═══ DATA FOR PROCESSING ═══

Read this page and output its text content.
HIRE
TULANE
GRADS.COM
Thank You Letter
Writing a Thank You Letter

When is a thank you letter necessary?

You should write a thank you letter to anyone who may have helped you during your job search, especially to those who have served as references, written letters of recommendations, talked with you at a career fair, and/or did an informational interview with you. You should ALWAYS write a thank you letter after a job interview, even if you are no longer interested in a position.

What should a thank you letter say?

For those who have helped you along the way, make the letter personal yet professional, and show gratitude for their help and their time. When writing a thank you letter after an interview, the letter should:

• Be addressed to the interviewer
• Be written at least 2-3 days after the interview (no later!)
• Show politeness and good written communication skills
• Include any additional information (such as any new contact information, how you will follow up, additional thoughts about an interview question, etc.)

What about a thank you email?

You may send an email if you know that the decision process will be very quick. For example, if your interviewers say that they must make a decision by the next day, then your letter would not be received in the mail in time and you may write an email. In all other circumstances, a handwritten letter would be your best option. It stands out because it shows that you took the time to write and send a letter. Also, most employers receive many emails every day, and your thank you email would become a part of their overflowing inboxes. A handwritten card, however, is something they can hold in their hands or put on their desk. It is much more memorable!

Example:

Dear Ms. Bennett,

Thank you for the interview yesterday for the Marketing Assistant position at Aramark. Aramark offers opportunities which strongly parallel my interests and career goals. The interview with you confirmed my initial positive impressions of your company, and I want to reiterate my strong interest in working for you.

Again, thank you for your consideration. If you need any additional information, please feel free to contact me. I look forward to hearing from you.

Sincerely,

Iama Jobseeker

═══

** PROBLEM **
Scan the material above. Extract every line in which the word "When" occurs.

** REPLY **
When is a thank you letter necessary?
For those who have helped you along the way, make the letter personal yet professional, and show gratitude for their help and their time. When writing a thank you letter after an interview, the letter should:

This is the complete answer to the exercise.